Records from a collection
──────────────────────────────

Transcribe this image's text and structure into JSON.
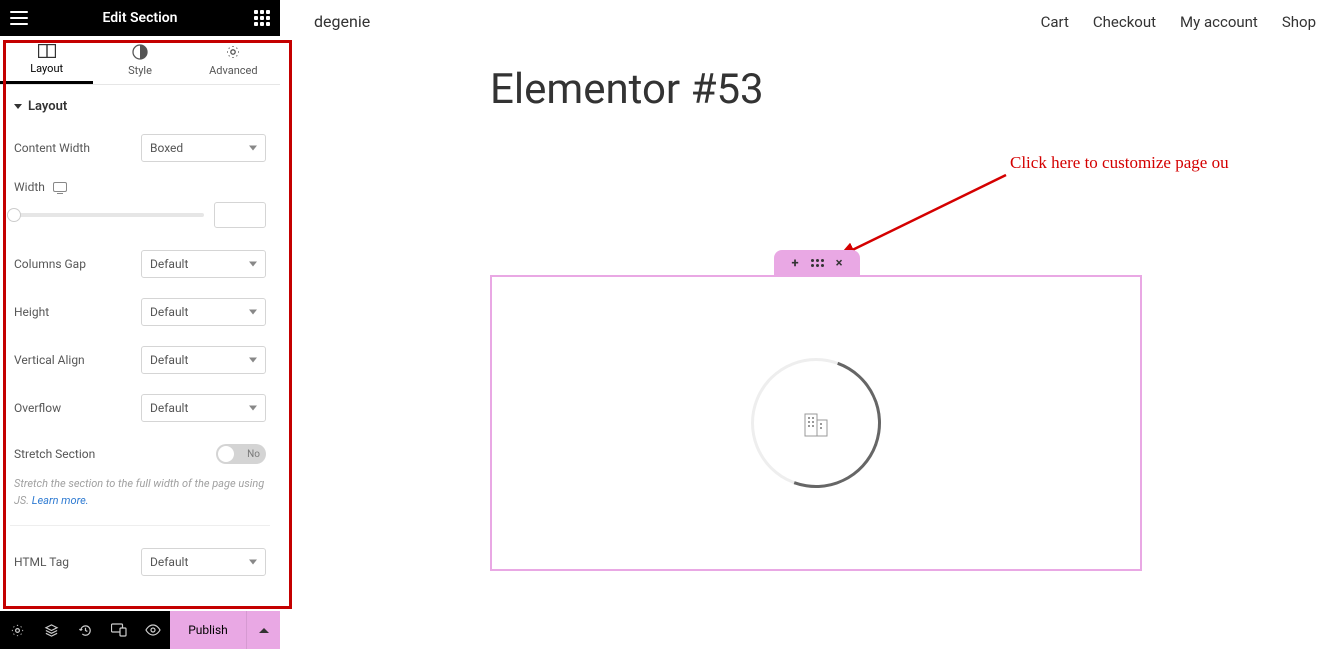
{
  "panel": {
    "header_title": "Edit Section",
    "tabs": {
      "layout": "Layout",
      "style": "Style",
      "advanced": "Advanced"
    },
    "section_title": "Layout",
    "controls": {
      "content_width": {
        "label": "Content Width",
        "value": "Boxed"
      },
      "width": {
        "label": "Width",
        "value": ""
      },
      "columns_gap": {
        "label": "Columns Gap",
        "value": "Default"
      },
      "height": {
        "label": "Height",
        "value": "Default"
      },
      "vertical_align": {
        "label": "Vertical Align",
        "value": "Default"
      },
      "overflow": {
        "label": "Overflow",
        "value": "Default"
      },
      "stretch": {
        "label": "Stretch Section",
        "state": "No"
      },
      "stretch_hint_a": "Stretch the section to the full width of the page using JS. ",
      "stretch_hint_link": "Learn more.",
      "html_tag": {
        "label": "HTML Tag",
        "value": "Default"
      }
    },
    "footer": {
      "publish": "Publish"
    }
  },
  "preview": {
    "site_title": "degenie",
    "nav": {
      "cart": "Cart",
      "checkout": "Checkout",
      "account": "My account",
      "shop": "Shop"
    },
    "page_title": "Elementor #53",
    "annotation": "Click here to customize page ou"
  }
}
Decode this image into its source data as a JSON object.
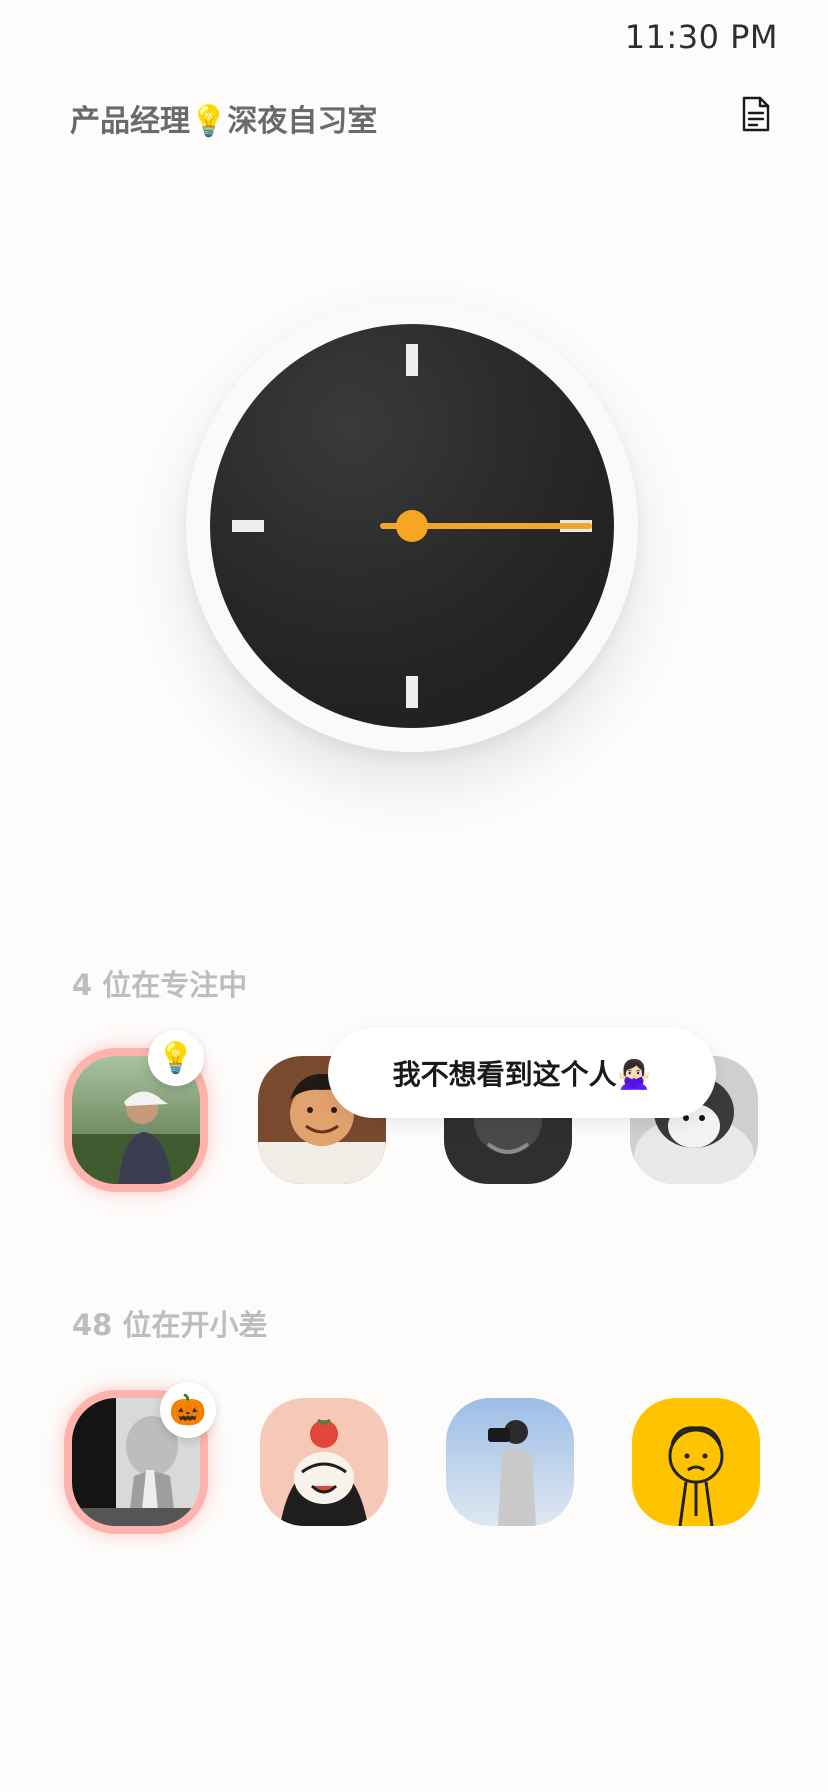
{
  "status_bar": {
    "time": "11:30 PM"
  },
  "header": {
    "room_title": "产品经理💡深夜自习室",
    "doc_icon": "document-icon"
  },
  "focus_section": {
    "label": "4 位在专注中",
    "members": [
      {
        "avatar": "person-outdoors-cap-avatar",
        "active": true,
        "badge": "💡"
      },
      {
        "avatar": "smiling-man-portrait-avatar",
        "active": false
      },
      {
        "avatar": "bw-portrait-avatar",
        "active": false
      },
      {
        "avatar": "penguin-avatar",
        "active": false
      }
    ]
  },
  "popover": {
    "text": "我不想看到这个人🙅🏻‍♀️"
  },
  "slacking_section": {
    "label": "48 位在开小差",
    "members": [
      {
        "avatar": "praying-figure-avatar",
        "active": true,
        "badge": "🎃"
      },
      {
        "avatar": "cartoon-tomato-head-avatar",
        "active": false
      },
      {
        "avatar": "photographer-avatar",
        "active": false
      },
      {
        "avatar": "sad-doodle-avatar",
        "active": false
      }
    ]
  },
  "colors": {
    "accent": "#f5a623",
    "background": "#fdfcfb",
    "clock_face": "#262626",
    "active_ring": "#ffb3ad"
  }
}
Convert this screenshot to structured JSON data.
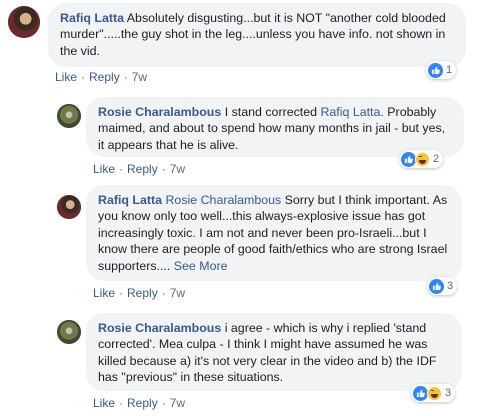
{
  "comments": [
    {
      "author": "Rafiq Latta",
      "text": "Absolutely disgusting...but it is NOT \"another cold blooded murder\".....the guy shot in the leg....unless you have info. not shown in the vid.",
      "like": "Like",
      "reply": "Reply",
      "time": "7w",
      "reaction_count": "1",
      "reactions": [
        "like-icon"
      ]
    },
    {
      "author": "Rosie Charalambous",
      "text": "I stand corrected",
      "tag": "Rafiq Latta.",
      "text_after": "Probably maimed, and about to spend how many months in jail - but yes, it appears that he is alive.",
      "like": "Like",
      "reply": "Reply",
      "time": "7w",
      "reaction_count": "2",
      "reactions": [
        "like-icon",
        "haha-icon"
      ]
    },
    {
      "author": "Rafiq Latta",
      "tag": "Rosie Charalambous",
      "text": "Sorry but I think important. As you know only too well...this always-explosive issue has got increasingly toxic. I am not and never been pro-Israeli...but I know there are people of good faith/ethics who are strong Israel supporters....",
      "see_more": "See More",
      "like": "Like",
      "reply": "Reply",
      "time": "7w",
      "reaction_count": "3",
      "reactions": [
        "like-icon"
      ]
    },
    {
      "author": "Rosie Charalambous",
      "text": "i agree - which is why i replied 'stand corrected'. Mea culpa - I think I might have assumed he was killed because a) it's not very clear in the video and b) the IDF has \"previous\" in these situations.",
      "like": "Like",
      "reply": "Reply",
      "time": "7w",
      "reaction_count": "3",
      "reactions": [
        "like-icon",
        "haha-icon"
      ]
    }
  ],
  "colors": {
    "link": "#385898",
    "bubble": "#f2f3f5",
    "meta": "#606770",
    "like_blue": "#2d86ff"
  }
}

──────────────────────────────

The task:
In the records above, find each line holding "corrected" and copy it.

Reply to the exercise:
      "text": "I stand corrected",
      "text": "i agree - which is why i replied 'stand corrected'. Mea culpa - I think I might have assumed he was killed because a) it's not very clear in the video and b) the IDF has \"previous\" in these situations.",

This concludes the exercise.